Data entries
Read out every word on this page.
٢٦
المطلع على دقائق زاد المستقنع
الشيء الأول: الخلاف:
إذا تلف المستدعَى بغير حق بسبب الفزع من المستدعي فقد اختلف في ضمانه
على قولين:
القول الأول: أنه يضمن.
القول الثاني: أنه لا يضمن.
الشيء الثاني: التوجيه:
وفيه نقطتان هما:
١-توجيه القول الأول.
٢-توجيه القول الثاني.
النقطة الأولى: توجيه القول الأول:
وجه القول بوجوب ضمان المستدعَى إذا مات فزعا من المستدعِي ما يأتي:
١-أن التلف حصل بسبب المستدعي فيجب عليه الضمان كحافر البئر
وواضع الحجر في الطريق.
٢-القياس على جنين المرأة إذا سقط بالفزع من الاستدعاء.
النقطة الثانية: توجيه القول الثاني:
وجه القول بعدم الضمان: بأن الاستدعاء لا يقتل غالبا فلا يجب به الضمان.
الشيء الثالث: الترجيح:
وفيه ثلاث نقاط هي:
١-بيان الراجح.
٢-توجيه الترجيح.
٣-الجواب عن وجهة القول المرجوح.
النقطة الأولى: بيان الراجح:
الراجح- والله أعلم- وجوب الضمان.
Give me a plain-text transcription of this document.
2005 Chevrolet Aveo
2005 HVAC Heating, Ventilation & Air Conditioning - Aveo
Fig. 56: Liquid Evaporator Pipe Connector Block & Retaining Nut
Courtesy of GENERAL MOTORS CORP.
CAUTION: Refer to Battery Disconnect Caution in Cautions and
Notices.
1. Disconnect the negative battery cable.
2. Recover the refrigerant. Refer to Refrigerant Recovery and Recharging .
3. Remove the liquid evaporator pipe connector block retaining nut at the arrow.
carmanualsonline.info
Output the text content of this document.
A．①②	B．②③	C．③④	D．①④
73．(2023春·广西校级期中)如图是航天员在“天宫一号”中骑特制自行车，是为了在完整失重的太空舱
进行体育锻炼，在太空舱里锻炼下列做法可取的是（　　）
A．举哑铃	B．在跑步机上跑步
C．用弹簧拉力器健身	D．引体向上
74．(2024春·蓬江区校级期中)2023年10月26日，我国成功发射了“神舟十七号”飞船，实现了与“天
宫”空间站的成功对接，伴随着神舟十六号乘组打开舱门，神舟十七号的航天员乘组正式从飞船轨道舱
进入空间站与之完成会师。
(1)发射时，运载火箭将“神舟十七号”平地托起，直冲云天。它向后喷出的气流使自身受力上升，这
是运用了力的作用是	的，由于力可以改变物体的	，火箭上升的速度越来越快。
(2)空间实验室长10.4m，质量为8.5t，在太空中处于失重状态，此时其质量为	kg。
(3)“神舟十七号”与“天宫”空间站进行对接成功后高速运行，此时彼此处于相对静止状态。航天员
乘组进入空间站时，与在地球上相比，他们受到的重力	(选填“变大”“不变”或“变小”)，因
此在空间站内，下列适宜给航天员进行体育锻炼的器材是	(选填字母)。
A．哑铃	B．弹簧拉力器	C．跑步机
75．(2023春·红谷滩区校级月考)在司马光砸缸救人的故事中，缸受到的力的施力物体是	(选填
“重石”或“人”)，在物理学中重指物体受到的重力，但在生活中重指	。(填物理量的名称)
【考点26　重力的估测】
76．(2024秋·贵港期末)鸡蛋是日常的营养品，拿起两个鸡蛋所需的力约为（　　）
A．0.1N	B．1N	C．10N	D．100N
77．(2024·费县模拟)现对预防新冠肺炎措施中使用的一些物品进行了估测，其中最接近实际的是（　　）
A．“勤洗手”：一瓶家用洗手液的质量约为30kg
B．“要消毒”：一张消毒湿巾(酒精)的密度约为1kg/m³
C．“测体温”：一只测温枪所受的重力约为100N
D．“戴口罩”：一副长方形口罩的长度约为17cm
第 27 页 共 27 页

## What the task asks
Write the whole listing out again. Keep every line exactly as it is.

## Result of this task
Read out every word on this page.
٢٦
المطلع على دقائق زاد المستقنع
الشيء الأول: الخلاف:
إذا تلف المستدعَى بغير حق بسبب الفزع من المستدعي فقد اختلف في ضمانه
على قولين:
القول الأول: أنه يضمن.
القول الثاني: أنه لا يضمن.
الشيء الثاني: التوجيه:
وفيه نقطتان هما:
١-توجيه القول الأول.
٢-توجيه القول الثاني.
النقطة الأولى: توجيه القول الأول:
وجه القول بوجوب ضمان المستدعَى إذا مات فزعا من المستدعِي ما يأتي:
١-أن التلف حصل بسبب المستدعي فيجب عليه الضمان كحافر البئر
وواضع الحجر في الطريق.
٢-القياس على جنين المرأة إذا سقط بالفزع من الاستدعاء.
النقطة الثانية: توجيه القول الثاني:
وجه القول بعدم الضمان: بأن الاستدعاء لا يقتل غالبا فلا يجب به الضمان.
الشيء الثالث: الترجيح:
وفيه ثلاث نقاط هي:
١-بيان الراجح.
٢-توجيه الترجيح.
٣-الجواب عن وجهة القول المرجوح.
النقطة الأولى: بيان الراجح:
الراجح- والله أعلم- وجوب الضمان.
Give me a plain-text transcription of this document.
2005 Chevrolet Aveo
2005 HVAC Heating, Ventilation & Air Conditioning - Aveo
Fig. 56: Liquid Evaporator Pipe Connector Block & Retaining Nut
Courtesy of GENERAL MOTORS CORP.
CAUTION: Refer to Battery Disconnect Caution in Cautions and
Notices.
1. Disconnect the negative battery cable.
2. Recover the refrigerant. Refer to Refrigerant Recovery and Recharging .
3. Remove the liquid evaporator pipe connector block retaining nut at the arrow.
carmanualsonline.info
Output the text content of this document.
A．①②	B．②③	C．③④	D．①④
73．(2023春·广西校级期中)如图是航天员在“天宫一号”中骑特制自行车，是为了在完整失重的太空舱
进行体育锻炼，在太空舱里锻炼下列做法可取的是（　　）
A．举哑铃	B．在跑步机上跑步
C．用弹簧拉力器健身	D．引体向上
74．(2024春·蓬江区校级期中)2023年10月26日，我国成功发射了“神舟十七号”飞船，实现了与“天
宫”空间站的成功对接，伴随着神舟十六号乘组打开舱门，神舟十七号的航天员乘组正式从飞船轨道舱
进入空间站与之完成会师。
(1)发射时，运载火箭将“神舟十七号”平地托起，直冲云天。它向后喷出的气流使自身受力上升，这
是运用了力的作用是	的，由于力可以改变物体的	，火箭上升的速度越来越快。
(2)空间实验室长10.4m，质量为8.5t，在太空中处于失重状态，此时其质量为	kg。
(3)“神舟十七号”与“天宫”空间站进行对接成功后高速运行，此时彼此处于相对静止状态。航天员
乘组进入空间站时，与在地球上相比，他们受到的重力	(选填“变大”“不变”或“变小”)，因
此在空间站内，下列适宜给航天员进行体育锻炼的器材是	(选填字母)。
A．哑铃	B．弹簧拉力器	C．跑步机
75．(2023春·红谷滩区校级月考)在司马光砸缸救人的故事中，缸受到的力的施力物体是	(选填
“重石”或“人”)，在物理学中重指物体受到的重力，但在生活中重指	。(填物理量的名称)
【考点26　重力的估测】
76．(2024秋·贵港期末)鸡蛋是日常的营养品，拿起两个鸡蛋所需的力约为（　　）
A．0.1N	B．1N	C．10N	D．100N
77．(2024·费县模拟)现对预防新冠肺炎措施中使用的一些物品进行了估测，其中最接近实际的是（　　）
A．“勤洗手”：一瓶家用洗手液的质量约为30kg
B．“要消毒”：一张消毒湿巾(酒精)的密度约为1kg/m³
C．“测体温”：一只测温枪所受的重力约为100N
D．“戴口罩”：一副长方形口罩的长度约为17cm
第 27 页 共 27 页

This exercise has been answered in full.